------ Data ------

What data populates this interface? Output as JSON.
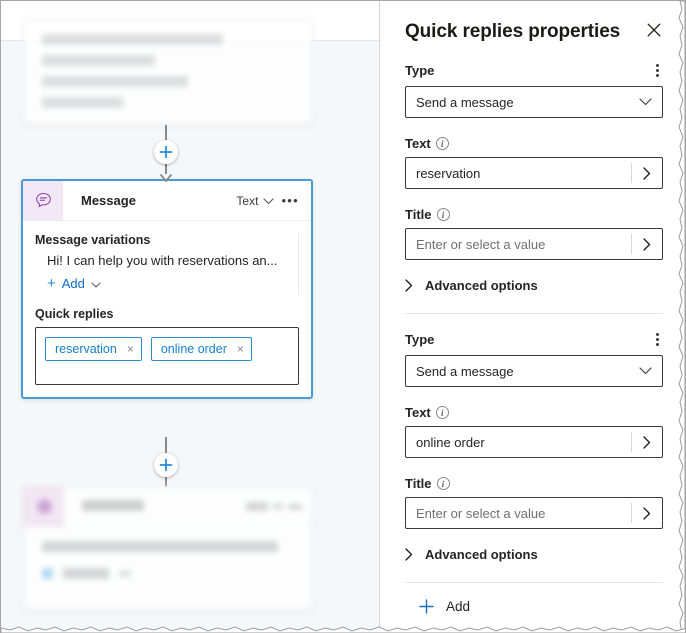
{
  "canvas": {
    "nodes": {
      "top_blurred": {
        "name": "blurred-node-above",
        "lines": 4
      },
      "message": {
        "icon": "message-bubble-icon",
        "title": "Message",
        "mode": "Text",
        "more_menu": "•••",
        "variations_label": "Message variations",
        "variation_text": "Hi! I can help you with reservations an...",
        "add_label": "Add",
        "quick_replies_label": "Quick replies",
        "quick_replies": [
          {
            "text": "reservation",
            "remove": "×"
          },
          {
            "text": "online order",
            "remove": "×"
          }
        ]
      },
      "bottom_blurred": {
        "name": "blurred-message-node-below",
        "title": "Message"
      }
    },
    "connector_add": "+"
  },
  "panel": {
    "title": "Quick replies properties",
    "close": "✕",
    "groups": [
      {
        "type_label": "Type",
        "type_value": "Send a message",
        "text_label": "Text",
        "text_value": "reservation",
        "title_label": "Title",
        "title_placeholder": "Enter or select a value",
        "advanced_label": "Advanced options"
      },
      {
        "type_label": "Type",
        "type_value": "Send a message",
        "text_label": "Text",
        "text_value": "online order",
        "title_label": "Title",
        "title_placeholder": "Enter or select a value",
        "advanced_label": "Advanced options"
      }
    ],
    "add_label": "Add",
    "info_glyph": "i"
  },
  "colors": {
    "accent_blue": "#0f6cbd",
    "chip_blue": "#1580c7",
    "node_selected": "#4a9ad4",
    "canvas_bg": "#f5f8fb",
    "icon_purple": "#8a3faa"
  }
}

------

[Your task]: Give every line above again exactly, with no pictures.

[Response to the exercise]:
What data populates this interface? Output as JSON.
{
  "canvas": {
    "nodes": {
      "top_blurred": {
        "name": "blurred-node-above",
        "lines": 4
      },
      "message": {
        "icon": "message-bubble-icon",
        "title": "Message",
        "mode": "Text",
        "more_menu": "•••",
        "variations_label": "Message variations",
        "variation_text": "Hi! I can help you with reservations an...",
        "add_label": "Add",
        "quick_replies_label": "Quick replies",
        "quick_replies": [
          {
            "text": "reservation",
            "remove": "×"
          },
          {
            "text": "online order",
            "remove": "×"
          }
        ]
      },
      "bottom_blurred": {
        "name": "blurred-message-node-below",
        "title": "Message"
      }
    },
    "connector_add": "+"
  },
  "panel": {
    "title": "Quick replies properties",
    "close": "✕",
    "groups": [
      {
        "type_label": "Type",
        "type_value": "Send a message",
        "text_label": "Text",
        "text_value": "reservation",
        "title_label": "Title",
        "title_placeholder": "Enter or select a value",
        "advanced_label": "Advanced options"
      },
      {
        "type_label": "Type",
        "type_value": "Send a message",
        "text_label": "Text",
        "text_value": "online order",
        "title_label": "Title",
        "title_placeholder": "Enter or select a value",
        "advanced_label": "Advanced options"
      }
    ],
    "add_label": "Add",
    "info_glyph": "i"
  },
  "colors": {
    "accent_blue": "#0f6cbd",
    "chip_blue": "#1580c7",
    "node_selected": "#4a9ad4",
    "canvas_bg": "#f5f8fb",
    "icon_purple": "#8a3faa"
  }
}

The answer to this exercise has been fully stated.